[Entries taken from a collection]
++++

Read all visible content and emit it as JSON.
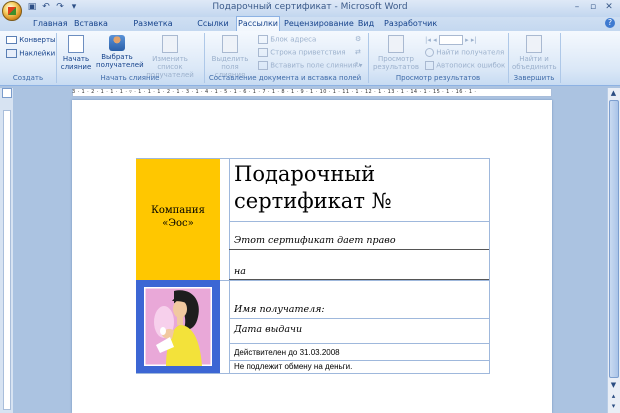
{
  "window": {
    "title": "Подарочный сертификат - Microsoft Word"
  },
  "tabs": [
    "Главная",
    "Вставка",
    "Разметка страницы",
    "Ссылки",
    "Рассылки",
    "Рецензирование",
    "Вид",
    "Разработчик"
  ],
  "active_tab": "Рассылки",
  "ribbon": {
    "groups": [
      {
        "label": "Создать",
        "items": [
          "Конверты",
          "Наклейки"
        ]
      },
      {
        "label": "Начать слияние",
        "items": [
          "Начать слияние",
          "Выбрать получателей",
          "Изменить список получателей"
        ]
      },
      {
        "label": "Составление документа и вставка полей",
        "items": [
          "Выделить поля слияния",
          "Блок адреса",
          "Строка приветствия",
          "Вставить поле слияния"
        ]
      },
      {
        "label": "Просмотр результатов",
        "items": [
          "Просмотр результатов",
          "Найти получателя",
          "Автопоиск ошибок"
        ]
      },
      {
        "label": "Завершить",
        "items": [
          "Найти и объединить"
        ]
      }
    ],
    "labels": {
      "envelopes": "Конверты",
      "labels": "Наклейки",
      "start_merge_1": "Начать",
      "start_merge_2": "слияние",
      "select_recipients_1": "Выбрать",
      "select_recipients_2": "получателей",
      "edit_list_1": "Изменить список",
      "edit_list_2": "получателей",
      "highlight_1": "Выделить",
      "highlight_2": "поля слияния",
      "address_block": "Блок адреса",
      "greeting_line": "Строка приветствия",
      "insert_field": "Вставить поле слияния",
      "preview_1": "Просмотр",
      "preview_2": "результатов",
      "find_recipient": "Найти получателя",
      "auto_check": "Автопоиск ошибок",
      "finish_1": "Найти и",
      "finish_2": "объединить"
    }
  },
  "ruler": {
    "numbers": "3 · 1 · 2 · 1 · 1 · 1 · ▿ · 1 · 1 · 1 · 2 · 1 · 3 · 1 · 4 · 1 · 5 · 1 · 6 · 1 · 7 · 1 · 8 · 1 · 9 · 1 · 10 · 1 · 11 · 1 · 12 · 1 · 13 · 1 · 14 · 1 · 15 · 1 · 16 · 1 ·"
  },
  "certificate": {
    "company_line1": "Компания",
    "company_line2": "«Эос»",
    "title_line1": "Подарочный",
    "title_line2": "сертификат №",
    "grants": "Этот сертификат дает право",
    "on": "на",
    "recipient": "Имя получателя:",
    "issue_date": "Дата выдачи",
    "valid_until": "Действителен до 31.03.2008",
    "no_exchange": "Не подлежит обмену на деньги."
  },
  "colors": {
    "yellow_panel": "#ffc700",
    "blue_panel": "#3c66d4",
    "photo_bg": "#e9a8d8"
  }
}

++++

__GIVEN PROBLEM__:
Give the entries again word for word, but skip the pictures.

__ANSWER TO THE EXERCISE__:
Read all visible content and emit it as JSON.
{
  "window": {
    "title": "Подарочный сертификат - Microsoft Word"
  },
  "tabs": [
    "Главная",
    "Вставка",
    "Разметка страницы",
    "Ссылки",
    "Рассылки",
    "Рецензирование",
    "Вид",
    "Разработчик"
  ],
  "active_tab": "Рассылки",
  "ribbon": {
    "groups": [
      {
        "label": "Создать",
        "items": [
          "Конверты",
          "Наклейки"
        ]
      },
      {
        "label": "Начать слияние",
        "items": [
          "Начать слияние",
          "Выбрать получателей",
          "Изменить список получателей"
        ]
      },
      {
        "label": "Составление документа и вставка полей",
        "items": [
          "Выделить поля слияния",
          "Блок адреса",
          "Строка приветствия",
          "Вставить поле слияния"
        ]
      },
      {
        "label": "Просмотр результатов",
        "items": [
          "Просмотр результатов",
          "Найти получателя",
          "Автопоиск ошибок"
        ]
      },
      {
        "label": "Завершить",
        "items": [
          "Найти и объединить"
        ]
      }
    ],
    "labels": {
      "envelopes": "Конверты",
      "labels": "Наклейки",
      "start_merge_1": "Начать",
      "start_merge_2": "слияние",
      "select_recipients_1": "Выбрать",
      "select_recipients_2": "получателей",
      "edit_list_1": "Изменить список",
      "edit_list_2": "получателей",
      "highlight_1": "Выделить",
      "highlight_2": "поля слияния",
      "address_block": "Блок адреса",
      "greeting_line": "Строка приветствия",
      "insert_field": "Вставить поле слияния",
      "preview_1": "Просмотр",
      "preview_2": "результатов",
      "find_recipient": "Найти получателя",
      "auto_check": "Автопоиск ошибок",
      "finish_1": "Найти и",
      "finish_2": "объединить"
    }
  },
  "ruler": {
    "numbers": "3 · 1 · 2 · 1 · 1 · 1 · ▿ · 1 · 1 · 1 · 2 · 1 · 3 · 1 · 4 · 1 · 5 · 1 · 6 · 1 · 7 · 1 · 8 · 1 · 9 · 1 · 10 · 1 · 11 · 1 · 12 · 1 · 13 · 1 · 14 · 1 · 15 · 1 · 16 · 1 ·"
  },
  "certificate": {
    "company_line1": "Компания",
    "company_line2": "«Эос»",
    "title_line1": "Подарочный",
    "title_line2": "сертификат №",
    "grants": "Этот сертификат дает право",
    "on": "на",
    "recipient": "Имя получателя:",
    "issue_date": "Дата выдачи",
    "valid_until": "Действителен до 31.03.2008",
    "no_exchange": "Не подлежит обмену на деньги."
  },
  "colors": {
    "yellow_panel": "#ffc700",
    "blue_panel": "#3c66d4",
    "photo_bg": "#e9a8d8"
  }
}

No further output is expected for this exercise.